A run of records

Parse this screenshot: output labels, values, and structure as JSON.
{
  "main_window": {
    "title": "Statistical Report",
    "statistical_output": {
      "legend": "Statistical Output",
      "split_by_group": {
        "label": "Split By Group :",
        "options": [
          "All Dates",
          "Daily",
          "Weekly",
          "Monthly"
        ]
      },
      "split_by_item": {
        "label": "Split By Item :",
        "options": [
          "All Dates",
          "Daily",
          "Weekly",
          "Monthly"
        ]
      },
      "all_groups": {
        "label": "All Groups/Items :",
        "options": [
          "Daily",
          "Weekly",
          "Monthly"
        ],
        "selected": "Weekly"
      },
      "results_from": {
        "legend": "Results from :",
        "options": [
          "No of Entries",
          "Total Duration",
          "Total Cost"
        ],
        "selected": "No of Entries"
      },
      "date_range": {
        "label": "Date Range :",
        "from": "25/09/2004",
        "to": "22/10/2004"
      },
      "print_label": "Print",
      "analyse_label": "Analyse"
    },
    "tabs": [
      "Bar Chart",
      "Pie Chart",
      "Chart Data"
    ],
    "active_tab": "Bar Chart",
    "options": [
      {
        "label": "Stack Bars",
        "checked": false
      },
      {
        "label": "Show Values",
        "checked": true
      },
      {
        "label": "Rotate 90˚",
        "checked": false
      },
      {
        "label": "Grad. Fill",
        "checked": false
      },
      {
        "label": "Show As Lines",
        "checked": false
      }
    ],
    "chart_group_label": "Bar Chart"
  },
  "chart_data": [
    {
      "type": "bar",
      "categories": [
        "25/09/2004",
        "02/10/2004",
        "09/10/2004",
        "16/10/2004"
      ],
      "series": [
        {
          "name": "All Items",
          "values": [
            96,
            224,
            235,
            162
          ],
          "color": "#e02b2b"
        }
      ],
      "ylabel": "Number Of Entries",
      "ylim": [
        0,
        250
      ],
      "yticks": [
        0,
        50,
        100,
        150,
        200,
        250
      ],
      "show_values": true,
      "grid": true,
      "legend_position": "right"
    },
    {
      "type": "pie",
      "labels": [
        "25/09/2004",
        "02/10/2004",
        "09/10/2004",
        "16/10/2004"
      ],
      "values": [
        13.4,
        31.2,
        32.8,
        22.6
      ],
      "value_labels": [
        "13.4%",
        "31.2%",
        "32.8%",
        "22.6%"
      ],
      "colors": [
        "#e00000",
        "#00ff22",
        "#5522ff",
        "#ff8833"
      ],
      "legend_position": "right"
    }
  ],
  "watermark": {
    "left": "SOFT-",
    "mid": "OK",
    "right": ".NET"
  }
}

AIM
Go through the entries and repeat each one exactly.

WRITTEN SOLUTION
Parse this screenshot: output labels, values, and structure as JSON.
{
  "main_window": {
    "title": "Statistical Report",
    "statistical_output": {
      "legend": "Statistical Output",
      "split_by_group": {
        "label": "Split By Group :",
        "options": [
          "All Dates",
          "Daily",
          "Weekly",
          "Monthly"
        ]
      },
      "split_by_item": {
        "label": "Split By Item :",
        "options": [
          "All Dates",
          "Daily",
          "Weekly",
          "Monthly"
        ]
      },
      "all_groups": {
        "label": "All Groups/Items :",
        "options": [
          "Daily",
          "Weekly",
          "Monthly"
        ],
        "selected": "Weekly"
      },
      "results_from": {
        "legend": "Results from :",
        "options": [
          "No of Entries",
          "Total Duration",
          "Total Cost"
        ],
        "selected": "No of Entries"
      },
      "date_range": {
        "label": "Date Range :",
        "from": "25/09/2004",
        "to": "22/10/2004"
      },
      "print_label": "Print",
      "analyse_label": "Analyse"
    },
    "tabs": [
      "Bar Chart",
      "Pie Chart",
      "Chart Data"
    ],
    "active_tab": "Bar Chart",
    "options": [
      {
        "label": "Stack Bars",
        "checked": false
      },
      {
        "label": "Show Values",
        "checked": true
      },
      {
        "label": "Rotate 90˚",
        "checked": false
      },
      {
        "label": "Grad. Fill",
        "checked": false
      },
      {
        "label": "Show As Lines",
        "checked": false
      }
    ],
    "chart_group_label": "Bar Chart"
  },
  "chart_data": [
    {
      "type": "bar",
      "categories": [
        "25/09/2004",
        "02/10/2004",
        "09/10/2004",
        "16/10/2004"
      ],
      "series": [
        {
          "name": "All Items",
          "values": [
            96,
            224,
            235,
            162
          ],
          "color": "#e02b2b"
        }
      ],
      "ylabel": "Number Of Entries",
      "ylim": [
        0,
        250
      ],
      "yticks": [
        0,
        50,
        100,
        150,
        200,
        250
      ],
      "show_values": true,
      "grid": true,
      "legend_position": "right"
    },
    {
      "type": "pie",
      "labels": [
        "25/09/2004",
        "02/10/2004",
        "09/10/2004",
        "16/10/2004"
      ],
      "values": [
        13.4,
        31.2,
        32.8,
        22.6
      ],
      "value_labels": [
        "13.4%",
        "31.2%",
        "32.8%",
        "22.6%"
      ],
      "colors": [
        "#e00000",
        "#00ff22",
        "#5522ff",
        "#ff8833"
      ],
      "legend_position": "right"
    }
  ],
  "watermark": {
    "left": "SOFT-",
    "mid": "OK",
    "right": ".NET"
  }
}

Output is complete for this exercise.